## Work required
Print out the material that follows word for word.

● ● ● ● ● ● ●

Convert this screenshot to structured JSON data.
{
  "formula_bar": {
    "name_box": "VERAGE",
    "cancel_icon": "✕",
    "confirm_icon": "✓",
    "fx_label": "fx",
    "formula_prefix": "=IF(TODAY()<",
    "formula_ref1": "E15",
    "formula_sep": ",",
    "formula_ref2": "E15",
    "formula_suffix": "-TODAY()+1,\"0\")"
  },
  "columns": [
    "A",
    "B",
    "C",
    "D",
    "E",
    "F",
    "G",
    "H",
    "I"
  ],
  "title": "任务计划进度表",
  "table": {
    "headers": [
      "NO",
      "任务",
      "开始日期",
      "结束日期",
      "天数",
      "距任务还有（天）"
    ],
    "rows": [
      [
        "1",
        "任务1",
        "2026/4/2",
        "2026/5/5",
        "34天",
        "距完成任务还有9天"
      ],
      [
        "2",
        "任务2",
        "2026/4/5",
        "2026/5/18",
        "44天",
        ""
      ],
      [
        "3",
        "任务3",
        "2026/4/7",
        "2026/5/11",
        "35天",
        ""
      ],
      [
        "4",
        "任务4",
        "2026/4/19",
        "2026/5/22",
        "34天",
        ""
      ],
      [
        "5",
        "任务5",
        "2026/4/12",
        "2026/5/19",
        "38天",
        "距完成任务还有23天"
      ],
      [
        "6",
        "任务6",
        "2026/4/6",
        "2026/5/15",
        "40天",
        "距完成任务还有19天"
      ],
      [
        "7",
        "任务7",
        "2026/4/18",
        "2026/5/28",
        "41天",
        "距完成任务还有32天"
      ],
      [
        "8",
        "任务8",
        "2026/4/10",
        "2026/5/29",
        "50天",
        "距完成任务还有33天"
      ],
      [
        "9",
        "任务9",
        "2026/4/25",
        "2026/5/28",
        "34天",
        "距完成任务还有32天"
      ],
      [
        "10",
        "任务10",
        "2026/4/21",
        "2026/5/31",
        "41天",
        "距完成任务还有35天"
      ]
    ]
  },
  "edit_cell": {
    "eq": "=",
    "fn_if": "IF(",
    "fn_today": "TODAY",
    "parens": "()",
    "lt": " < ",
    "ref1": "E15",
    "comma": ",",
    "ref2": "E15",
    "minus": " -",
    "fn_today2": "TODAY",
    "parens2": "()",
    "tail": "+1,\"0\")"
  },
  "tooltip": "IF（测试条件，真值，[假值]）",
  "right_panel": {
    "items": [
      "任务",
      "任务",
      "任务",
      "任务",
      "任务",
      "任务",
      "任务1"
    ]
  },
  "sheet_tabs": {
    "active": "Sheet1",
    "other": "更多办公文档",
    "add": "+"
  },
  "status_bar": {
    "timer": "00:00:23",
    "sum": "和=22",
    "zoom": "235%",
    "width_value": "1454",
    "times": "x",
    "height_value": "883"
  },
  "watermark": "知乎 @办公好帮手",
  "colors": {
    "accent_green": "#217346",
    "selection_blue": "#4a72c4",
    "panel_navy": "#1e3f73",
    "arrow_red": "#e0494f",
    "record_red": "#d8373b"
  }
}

● ● ● ● ● ● ●

## Final result
Convert this screenshot to structured JSON data.
{
  "formula_bar": {
    "name_box": "VERAGE",
    "cancel_icon": "✕",
    "confirm_icon": "✓",
    "fx_label": "fx",
    "formula_prefix": "=IF(TODAY()<",
    "formula_ref1": "E15",
    "formula_sep": ",",
    "formula_ref2": "E15",
    "formula_suffix": "-TODAY()+1,\"0\")"
  },
  "columns": [
    "A",
    "B",
    "C",
    "D",
    "E",
    "F",
    "G",
    "H",
    "I"
  ],
  "title": "任务计划进度表",
  "table": {
    "headers": [
      "NO",
      "任务",
      "开始日期",
      "结束日期",
      "天数",
      "距任务还有（天）"
    ],
    "rows": [
      [
        "1",
        "任务1",
        "2026/4/2",
        "2026/5/5",
        "34天",
        "距完成任务还有9天"
      ],
      [
        "2",
        "任务2",
        "2026/4/5",
        "2026/5/18",
        "44天",
        ""
      ],
      [
        "3",
        "任务3",
        "2026/4/7",
        "2026/5/11",
        "35天",
        ""
      ],
      [
        "4",
        "任务4",
        "2026/4/19",
        "2026/5/22",
        "34天",
        ""
      ],
      [
        "5",
        "任务5",
        "2026/4/12",
        "2026/5/19",
        "38天",
        "距完成任务还有23天"
      ],
      [
        "6",
        "任务6",
        "2026/4/6",
        "2026/5/15",
        "40天",
        "距完成任务还有19天"
      ],
      [
        "7",
        "任务7",
        "2026/4/18",
        "2026/5/28",
        "41天",
        "距完成任务还有32天"
      ],
      [
        "8",
        "任务8",
        "2026/4/10",
        "2026/5/29",
        "50天",
        "距完成任务还有33天"
      ],
      [
        "9",
        "任务9",
        "2026/4/25",
        "2026/5/28",
        "34天",
        "距完成任务还有32天"
      ],
      [
        "10",
        "任务10",
        "2026/4/21",
        "2026/5/31",
        "41天",
        "距完成任务还有35天"
      ]
    ]
  },
  "edit_cell": {
    "eq": "=",
    "fn_if": "IF(",
    "fn_today": "TODAY",
    "parens": "()",
    "lt": " < ",
    "ref1": "E15",
    "comma": ",",
    "ref2": "E15",
    "minus": " -",
    "fn_today2": "TODAY",
    "parens2": "()",
    "tail": "+1,\"0\")"
  },
  "tooltip": "IF（测试条件，真值，[假值]）",
  "right_panel": {
    "items": [
      "任务",
      "任务",
      "任务",
      "任务",
      "任务",
      "任务",
      "任务1"
    ]
  },
  "sheet_tabs": {
    "active": "Sheet1",
    "other": "更多办公文档",
    "add": "+"
  },
  "status_bar": {
    "timer": "00:00:23",
    "sum": "和=22",
    "zoom": "235%",
    "width_value": "1454",
    "times": "x",
    "height_value": "883"
  },
  "watermark": "知乎 @办公好帮手",
  "colors": {
    "accent_green": "#217346",
    "selection_blue": "#4a72c4",
    "panel_navy": "#1e3f73",
    "arrow_red": "#e0494f",
    "record_red": "#d8373b"
  }
}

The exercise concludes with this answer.